[Saved entries]
########################################

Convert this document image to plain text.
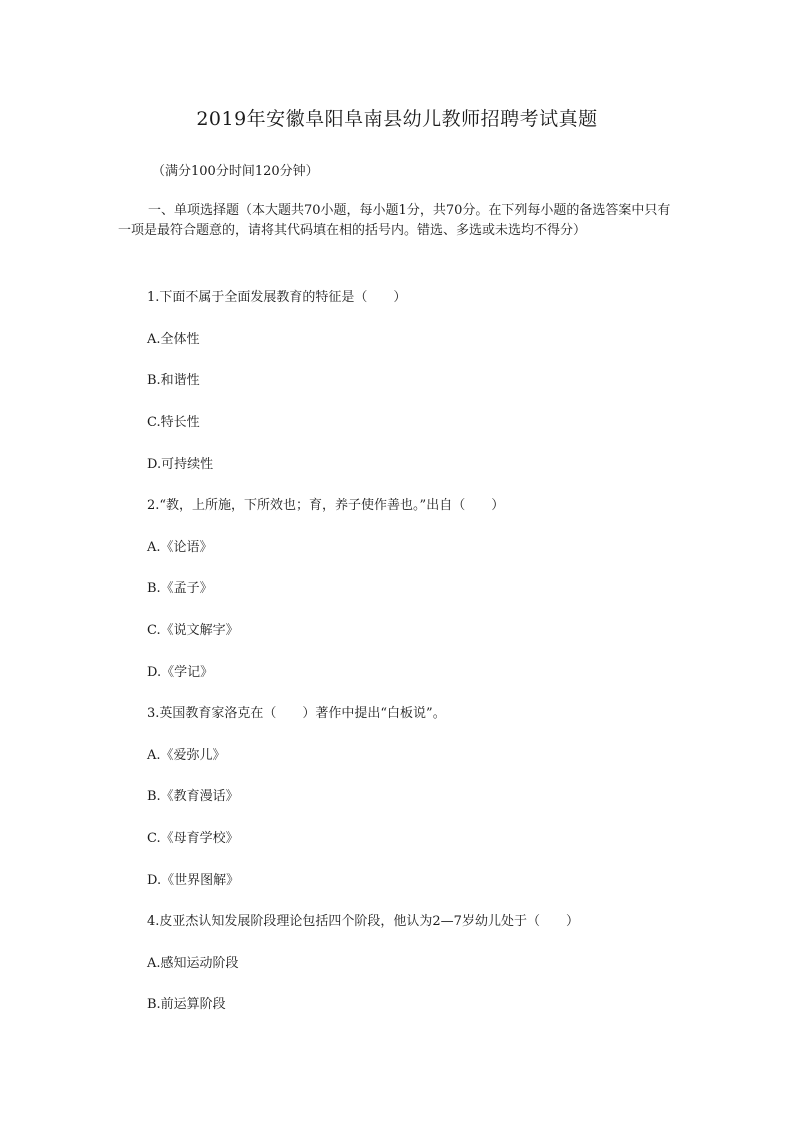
2019年安徽阜阳阜南县幼儿教师招聘考试真题
（满分100分时间120分钟）
一、单项选择题（本大题共70小题，每小题1分，共70分。在下列每小题的备选答案中只有一项是最符合题意的，请将其代码填在相的括号内。错选、多选或未选均不得分）
1.下面不属于全面发展教育的特征是（　　）
A.全体性
B.和谐性
C.特长性
D.可持续性
2.“教，上所施，下所效也；育，养子使作善也。”出自（　　）
A.《论语》
B.《孟子》
C.《说文解字》
D.《学记》
3.英国教育家洛克在（　　）著作中提出“白板说”。
A.《爱弥儿》
B.《教育漫话》
C.《母育学校》
D.《世界图解》
4.皮亚杰认知发展阶段理论包括四个阶段，他认为2—7岁幼儿处于（　　）
A.感知运动阶段
B.前运算阶段
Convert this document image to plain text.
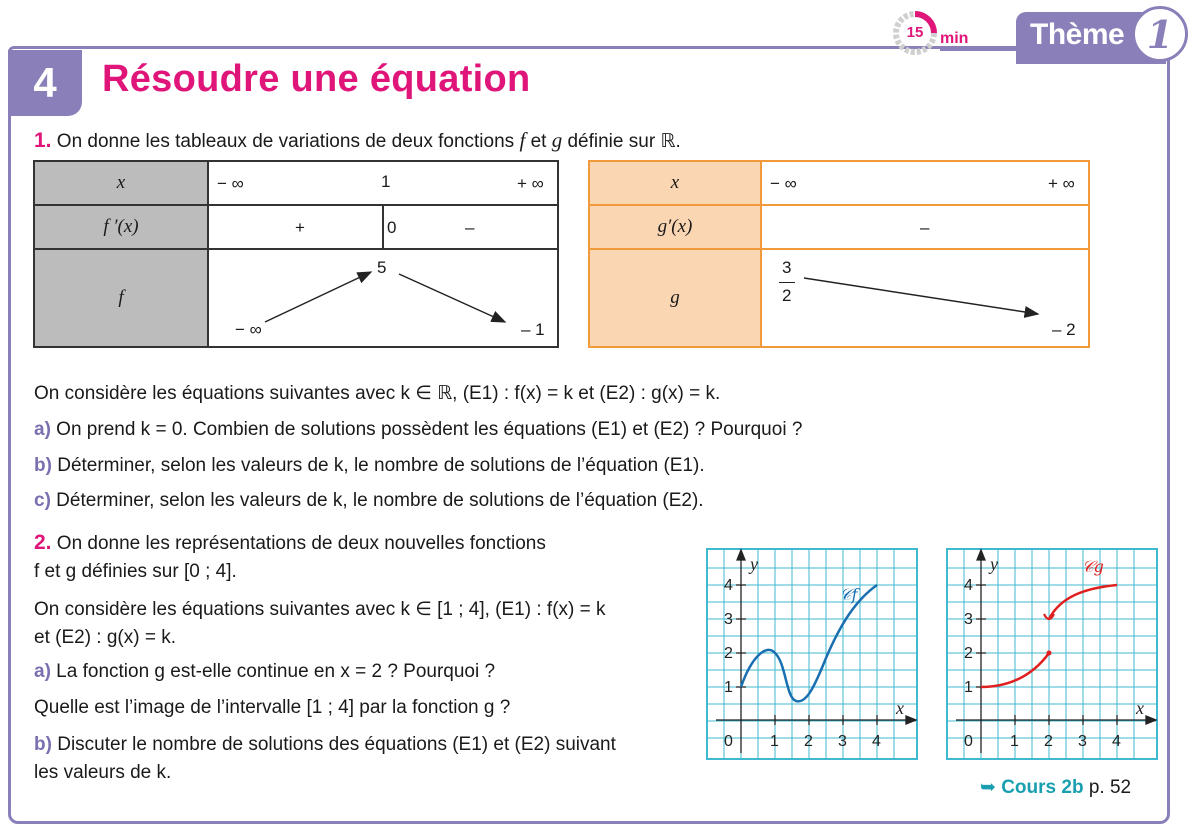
4	Résoudre une équation
15	min Thème 1
1. On donne les tableaux de variations de deux fonctions f et g définie sur ℝ.
x	− ∞ 1 + ∞

f ′(x)	+ 0 –

f	− ∞
5
– 1
x	− ∞ + ∞

g′(x)	–

g	3
2
– 2
On considère les équations suivantes avec k ∈ ℝ, (E1) : f(x) = k et (E2) : g(x) = k.
a) On prend k = 0. Combien de solutions possèdent les équations (E1) et (E2) ? Pourquoi ?
b) Déterminer, selon les valeurs de k, le nombre de solutions de l’équation (E1).
c) Déterminer, selon les valeurs de k, le nombre de solutions de l’équation (E2).
2. On donne les représentations de deux nouvelles fonctions
f et g définies sur [0 ; 4].
On considère les équations suivantes avec k ∈ [1 ; 4], (E1) : f(x) = k
et (E2) : g(x) = k.
a) La fonction g est-elle continue en x = 2 ? Pourquoi ?
Quelle est l’image de l’intervalle [1 ; 4] par la fonction g ?
b) Discuter le nombre de solutions des équations (E1) et (E2) suivant
les valeurs de k.
y
x
0
4
3
2
1
1 2 3 4
𝒞f
y
x
0
4
3
2
1
1 2 3 4
𝒞g
➥ Cours 2b p. 52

########################################

Find each line with the string "équations" and copy it out.

Task answer
On considère les équations suivantes avec k ∈ ℝ, (E1) : f(x) = k et (E2) : g(x) = k.
a) On prend k = 0. Combien de solutions possèdent les équations (E1) et (E2) ? Pourquoi ?
On considère les équations suivantes avec k ∈ [1 ; 4], (E1) : f(x) = k
b) Discuter le nombre de solutions des équations (E1) et (E2) suivant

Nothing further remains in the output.